-- START OF DATA SHOWN --

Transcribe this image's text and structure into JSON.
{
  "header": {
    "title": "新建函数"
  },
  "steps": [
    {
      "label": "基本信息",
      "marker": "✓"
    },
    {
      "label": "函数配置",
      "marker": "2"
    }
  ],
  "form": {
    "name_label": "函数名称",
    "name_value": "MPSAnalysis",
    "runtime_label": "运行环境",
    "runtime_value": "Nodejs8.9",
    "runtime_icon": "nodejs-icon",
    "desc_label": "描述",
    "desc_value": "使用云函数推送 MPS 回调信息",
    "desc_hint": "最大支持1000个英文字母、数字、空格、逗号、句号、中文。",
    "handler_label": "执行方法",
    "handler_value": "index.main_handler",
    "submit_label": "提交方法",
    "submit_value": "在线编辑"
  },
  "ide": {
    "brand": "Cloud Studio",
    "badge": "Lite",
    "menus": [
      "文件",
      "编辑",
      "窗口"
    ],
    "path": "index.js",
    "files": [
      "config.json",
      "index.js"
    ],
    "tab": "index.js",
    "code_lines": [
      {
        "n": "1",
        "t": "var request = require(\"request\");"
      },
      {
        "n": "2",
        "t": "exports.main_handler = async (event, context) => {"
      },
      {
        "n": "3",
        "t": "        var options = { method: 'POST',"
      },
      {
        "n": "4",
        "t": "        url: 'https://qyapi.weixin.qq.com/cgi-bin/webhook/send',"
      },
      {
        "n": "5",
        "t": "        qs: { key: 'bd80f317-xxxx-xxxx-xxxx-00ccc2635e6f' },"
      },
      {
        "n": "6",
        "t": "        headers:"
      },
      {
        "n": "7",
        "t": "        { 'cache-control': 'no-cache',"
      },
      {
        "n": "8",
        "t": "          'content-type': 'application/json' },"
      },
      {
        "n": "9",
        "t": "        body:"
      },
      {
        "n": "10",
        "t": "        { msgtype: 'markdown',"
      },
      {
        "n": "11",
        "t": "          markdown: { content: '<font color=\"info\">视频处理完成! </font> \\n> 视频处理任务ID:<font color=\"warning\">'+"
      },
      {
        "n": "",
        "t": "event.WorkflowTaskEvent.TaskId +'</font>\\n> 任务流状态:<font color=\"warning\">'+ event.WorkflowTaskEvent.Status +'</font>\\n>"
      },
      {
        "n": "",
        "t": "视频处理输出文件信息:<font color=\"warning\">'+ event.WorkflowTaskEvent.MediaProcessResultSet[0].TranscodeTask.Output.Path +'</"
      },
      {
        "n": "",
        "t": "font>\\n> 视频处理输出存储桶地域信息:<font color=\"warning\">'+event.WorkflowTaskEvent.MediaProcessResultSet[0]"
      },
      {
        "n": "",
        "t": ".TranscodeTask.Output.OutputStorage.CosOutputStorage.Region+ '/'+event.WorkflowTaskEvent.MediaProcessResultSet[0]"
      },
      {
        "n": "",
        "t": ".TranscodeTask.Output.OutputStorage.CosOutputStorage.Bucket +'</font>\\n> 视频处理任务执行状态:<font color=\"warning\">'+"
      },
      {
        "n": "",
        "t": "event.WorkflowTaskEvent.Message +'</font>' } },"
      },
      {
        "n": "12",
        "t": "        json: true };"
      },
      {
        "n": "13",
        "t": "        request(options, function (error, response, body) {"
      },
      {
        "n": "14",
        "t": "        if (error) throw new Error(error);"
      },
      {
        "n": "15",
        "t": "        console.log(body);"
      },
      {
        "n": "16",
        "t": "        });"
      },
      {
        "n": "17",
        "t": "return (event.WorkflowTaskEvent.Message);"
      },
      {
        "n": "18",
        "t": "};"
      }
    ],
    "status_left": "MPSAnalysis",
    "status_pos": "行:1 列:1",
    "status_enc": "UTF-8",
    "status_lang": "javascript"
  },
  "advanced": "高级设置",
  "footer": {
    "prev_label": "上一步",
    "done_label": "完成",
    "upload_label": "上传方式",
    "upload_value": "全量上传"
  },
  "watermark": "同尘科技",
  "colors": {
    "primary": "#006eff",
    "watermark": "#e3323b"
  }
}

-- END OF DATA SHOWN --

### TASK GOAL
Set down the entries above again, word for word.

### RESULT OF THE TASK
Transcribe this image's text and structure into JSON.
{
  "header": {
    "title": "新建函数"
  },
  "steps": [
    {
      "label": "基本信息",
      "marker": "✓"
    },
    {
      "label": "函数配置",
      "marker": "2"
    }
  ],
  "form": {
    "name_label": "函数名称",
    "name_value": "MPSAnalysis",
    "runtime_label": "运行环境",
    "runtime_value": "Nodejs8.9",
    "runtime_icon": "nodejs-icon",
    "desc_label": "描述",
    "desc_value": "使用云函数推送 MPS 回调信息",
    "desc_hint": "最大支持1000个英文字母、数字、空格、逗号、句号、中文。",
    "handler_label": "执行方法",
    "handler_value": "index.main_handler",
    "submit_label": "提交方法",
    "submit_value": "在线编辑"
  },
  "ide": {
    "brand": "Cloud Studio",
    "badge": "Lite",
    "menus": [
      "文件",
      "编辑",
      "窗口"
    ],
    "path": "index.js",
    "files": [
      "config.json",
      "index.js"
    ],
    "tab": "index.js",
    "code_lines": [
      {
        "n": "1",
        "t": "var request = require(\"request\");"
      },
      {
        "n": "2",
        "t": "exports.main_handler = async (event, context) => {"
      },
      {
        "n": "3",
        "t": "        var options = { method: 'POST',"
      },
      {
        "n": "4",
        "t": "        url: 'https://qyapi.weixin.qq.com/cgi-bin/webhook/send',"
      },
      {
        "n": "5",
        "t": "        qs: { key: 'bd80f317-xxxx-xxxx-xxxx-00ccc2635e6f' },"
      },
      {
        "n": "6",
        "t": "        headers:"
      },
      {
        "n": "7",
        "t": "        { 'cache-control': 'no-cache',"
      },
      {
        "n": "8",
        "t": "          'content-type': 'application/json' },"
      },
      {
        "n": "9",
        "t": "        body:"
      },
      {
        "n": "10",
        "t": "        { msgtype: 'markdown',"
      },
      {
        "n": "11",
        "t": "          markdown: { content: '<font color=\"info\">视频处理完成! </font> \\n> 视频处理任务ID:<font color=\"warning\">'+"
      },
      {
        "n": "",
        "t": "event.WorkflowTaskEvent.TaskId +'</font>\\n> 任务流状态:<font color=\"warning\">'+ event.WorkflowTaskEvent.Status +'</font>\\n>"
      },
      {
        "n": "",
        "t": "视频处理输出文件信息:<font color=\"warning\">'+ event.WorkflowTaskEvent.MediaProcessResultSet[0].TranscodeTask.Output.Path +'</"
      },
      {
        "n": "",
        "t": "font>\\n> 视频处理输出存储桶地域信息:<font color=\"warning\">'+event.WorkflowTaskEvent.MediaProcessResultSet[0]"
      },
      {
        "n": "",
        "t": ".TranscodeTask.Output.OutputStorage.CosOutputStorage.Region+ '/'+event.WorkflowTaskEvent.MediaProcessResultSet[0]"
      },
      {
        "n": "",
        "t": ".TranscodeTask.Output.OutputStorage.CosOutputStorage.Bucket +'</font>\\n> 视频处理任务执行状态:<font color=\"warning\">'+"
      },
      {
        "n": "",
        "t": "event.WorkflowTaskEvent.Message +'</font>' } },"
      },
      {
        "n": "12",
        "t": "        json: true };"
      },
      {
        "n": "13",
        "t": "        request(options, function (error, response, body) {"
      },
      {
        "n": "14",
        "t": "        if (error) throw new Error(error);"
      },
      {
        "n": "15",
        "t": "        console.log(body);"
      },
      {
        "n": "16",
        "t": "        });"
      },
      {
        "n": "17",
        "t": "return (event.WorkflowTaskEvent.Message);"
      },
      {
        "n": "18",
        "t": "};"
      }
    ],
    "status_left": "MPSAnalysis",
    "status_pos": "行:1 列:1",
    "status_enc": "UTF-8",
    "status_lang": "javascript"
  },
  "advanced": "高级设置",
  "footer": {
    "prev_label": "上一步",
    "done_label": "完成",
    "upload_label": "上传方式",
    "upload_value": "全量上传"
  },
  "watermark": "同尘科技",
  "colors": {
    "primary": "#006eff",
    "watermark": "#e3323b"
  }
}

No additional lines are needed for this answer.